:: Records shown ::

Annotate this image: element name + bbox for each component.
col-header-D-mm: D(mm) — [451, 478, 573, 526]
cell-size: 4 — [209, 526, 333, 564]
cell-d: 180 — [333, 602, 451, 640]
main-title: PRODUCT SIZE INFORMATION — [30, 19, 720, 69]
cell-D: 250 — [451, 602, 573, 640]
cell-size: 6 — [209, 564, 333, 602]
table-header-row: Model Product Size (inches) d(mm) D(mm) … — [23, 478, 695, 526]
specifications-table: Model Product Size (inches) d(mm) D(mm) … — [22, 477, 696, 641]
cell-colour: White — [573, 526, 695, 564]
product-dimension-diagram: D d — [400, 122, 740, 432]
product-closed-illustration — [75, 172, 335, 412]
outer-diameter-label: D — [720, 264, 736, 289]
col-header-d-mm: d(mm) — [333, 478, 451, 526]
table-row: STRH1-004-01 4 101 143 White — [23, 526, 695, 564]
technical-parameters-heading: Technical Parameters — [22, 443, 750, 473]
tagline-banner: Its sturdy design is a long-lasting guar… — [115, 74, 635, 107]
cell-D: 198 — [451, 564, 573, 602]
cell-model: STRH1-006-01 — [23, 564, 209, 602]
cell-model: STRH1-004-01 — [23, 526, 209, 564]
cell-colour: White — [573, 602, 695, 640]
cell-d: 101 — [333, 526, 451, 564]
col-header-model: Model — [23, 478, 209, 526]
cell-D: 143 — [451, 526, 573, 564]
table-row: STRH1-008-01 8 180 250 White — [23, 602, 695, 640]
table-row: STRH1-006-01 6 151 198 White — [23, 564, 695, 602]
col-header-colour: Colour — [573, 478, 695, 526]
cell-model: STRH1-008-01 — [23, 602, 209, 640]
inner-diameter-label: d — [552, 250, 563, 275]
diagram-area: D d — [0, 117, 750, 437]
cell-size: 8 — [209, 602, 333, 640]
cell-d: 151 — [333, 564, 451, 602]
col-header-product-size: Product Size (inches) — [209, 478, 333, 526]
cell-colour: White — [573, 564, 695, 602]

:::

Quote every entry above word for word.

Written solution:
Annotate this image: element name + bbox for each component.
col-header-D-mm: D(mm) — [451, 478, 573, 526]
cell-size: 4 — [209, 526, 333, 564]
cell-d: 180 — [333, 602, 451, 640]
main-title: PRODUCT SIZE INFORMATION — [30, 19, 720, 69]
cell-D: 250 — [451, 602, 573, 640]
cell-size: 6 — [209, 564, 333, 602]
table-header-row: Model Product Size (inches) d(mm) D(mm) … — [23, 478, 695, 526]
specifications-table: Model Product Size (inches) d(mm) D(mm) … — [22, 477, 696, 641]
cell-colour: White — [573, 526, 695, 564]
product-dimension-diagram: D d — [400, 122, 740, 432]
product-closed-illustration — [75, 172, 335, 412]
outer-diameter-label: D — [720, 264, 736, 289]
col-header-d-mm: d(mm) — [333, 478, 451, 526]
table-row: STRH1-004-01 4 101 143 White — [23, 526, 695, 564]
technical-parameters-heading: Technical Parameters — [22, 443, 750, 473]
tagline-banner: Its sturdy design is a long-lasting guar… — [115, 74, 635, 107]
cell-D: 198 — [451, 564, 573, 602]
cell-model: STRH1-006-01 — [23, 564, 209, 602]
cell-model: STRH1-004-01 — [23, 526, 209, 564]
cell-colour: White — [573, 602, 695, 640]
cell-d: 101 — [333, 526, 451, 564]
col-header-model: Model — [23, 478, 209, 526]
cell-D: 143 — [451, 526, 573, 564]
table-row: STRH1-008-01 8 180 250 White — [23, 602, 695, 640]
table-row: STRH1-006-01 6 151 198 White — [23, 564, 695, 602]
col-header-colour: Colour — [573, 478, 695, 526]
cell-model: STRH1-008-01 — [23, 602, 209, 640]
inner-diameter-label: d — [552, 250, 563, 275]
diagram-area: D d — [0, 117, 750, 437]
cell-size: 8 — [209, 602, 333, 640]
cell-d: 151 — [333, 564, 451, 602]
col-header-product-size: Product Size (inches) — [209, 478, 333, 526]
cell-colour: White — [573, 564, 695, 602]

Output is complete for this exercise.